WORK INSTRUCTIONS: Where a line contains the word "Australia", copy that line in full.

** START OF INPUT DATA **

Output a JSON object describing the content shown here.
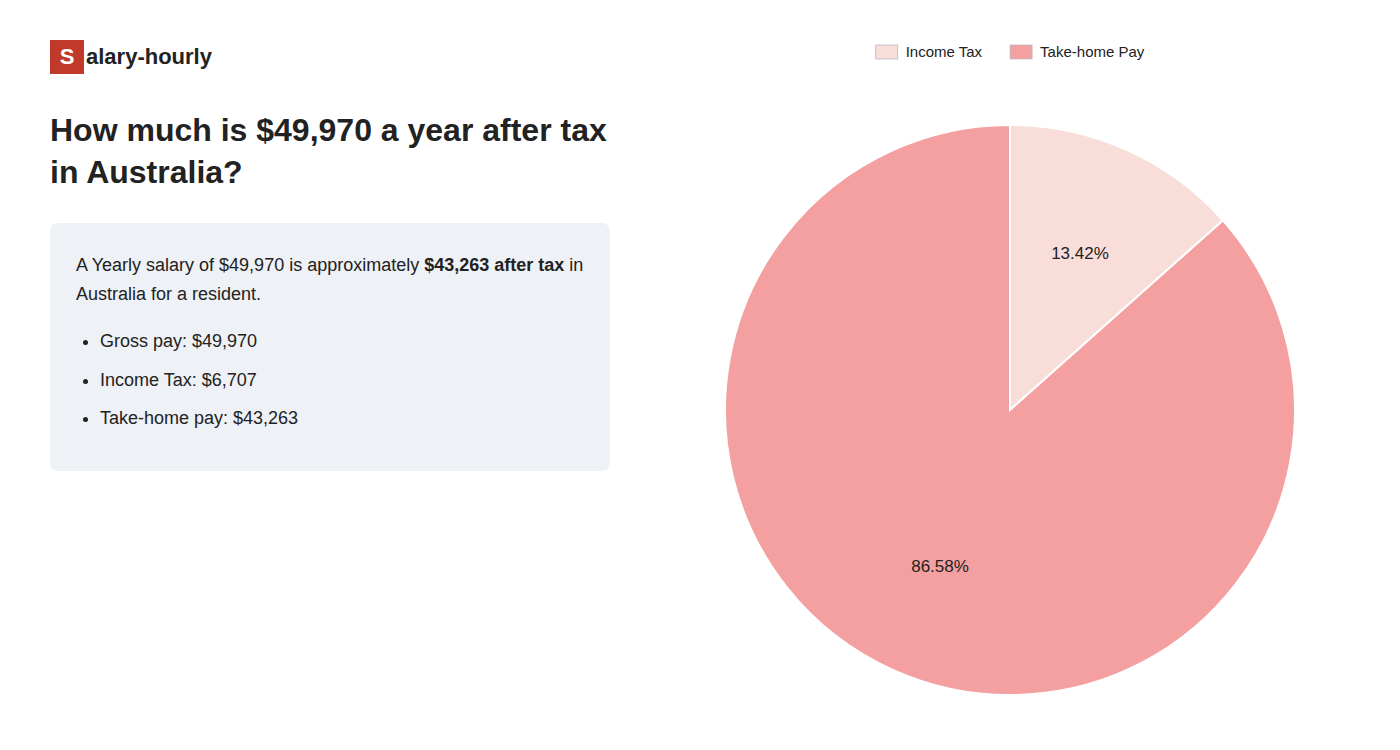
{
  "chart_data": {
    "type": "pie",
    "title": "How much is $49,970 a year after tax in Australia?",
    "annotations": [
      "Salary-hourly",
      "A Yearly salary of $49,970 is approximately ",
      "$43,263 after tax",
      " in",
      "Australia for a resident.",
      "Gross pay: $49,970",
      "Income Tax: $6,707",
      "Take-home pay: $43,263"
    ],
    "categories": [
      "Income Tax",
      "Take-home Pay"
    ],
    "values": [
      13.42,
      86.58
    ],
    "value_labels": [
      "13.42%",
      "86.58%"
    ],
    "colors": [
      "#f9ddd8",
      "#f4a0a0"
    ],
    "data_labels": true,
    "legend": "top"
  }
}
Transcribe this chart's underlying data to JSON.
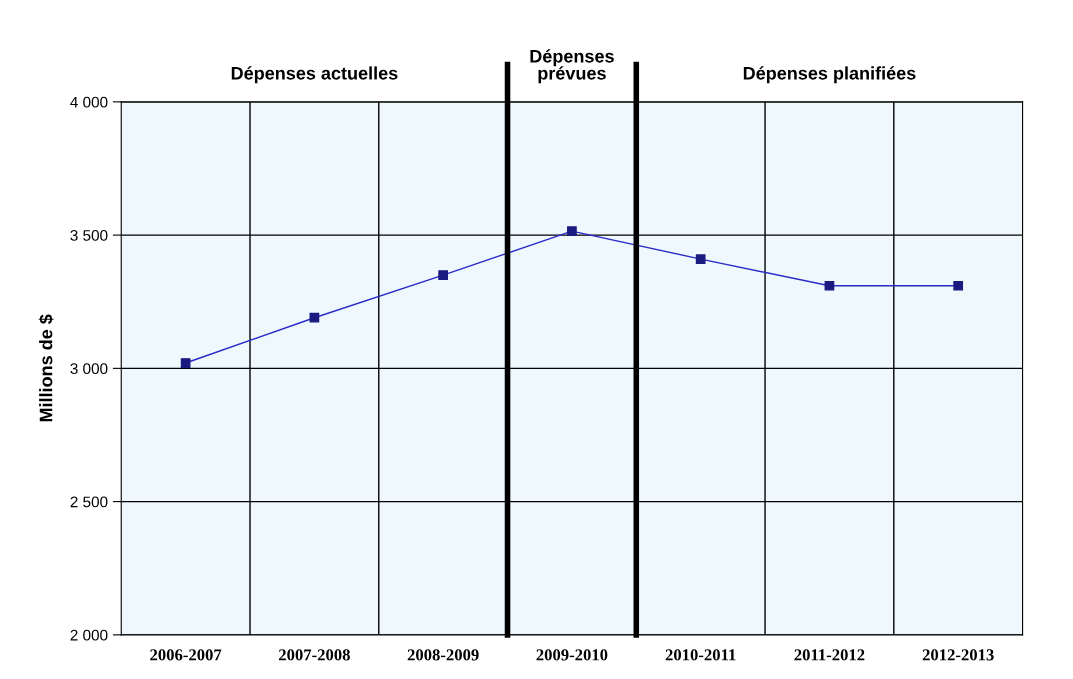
{
  "chart_data": {
    "type": "line",
    "ylabel": "Millions de $",
    "categories": [
      "2006-2007",
      "2007-2008",
      "2008-2009",
      "2009-2010",
      "2010-2011",
      "2011-2012",
      "2012-2013"
    ],
    "series": [
      {
        "color": "#2b2bc8",
        "values": [
          3020,
          3190,
          3350,
          3515,
          3410,
          3310,
          3310
        ]
      }
    ],
    "ylim": [
      2000,
      4000
    ],
    "yticks": [
      {
        "value": 2000,
        "label": "2 000"
      },
      {
        "value": 2500,
        "label": "2 500"
      },
      {
        "value": 3000,
        "label": "3 000"
      },
      {
        "value": 3500,
        "label": "3 500"
      },
      {
        "value": 4000,
        "label": "4 000"
      }
    ],
    "annotations": [
      "Dépenses actuelles",
      "Dépenses\nprévues",
      "Dépenses planifiées"
    ],
    "grid": true,
    "marker": "square"
  }
}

** END OF INPUT DATA **

SOLUTION:
    "title": "How much is $49,970 a year after tax in Australia?",
      "Australia for a resident.",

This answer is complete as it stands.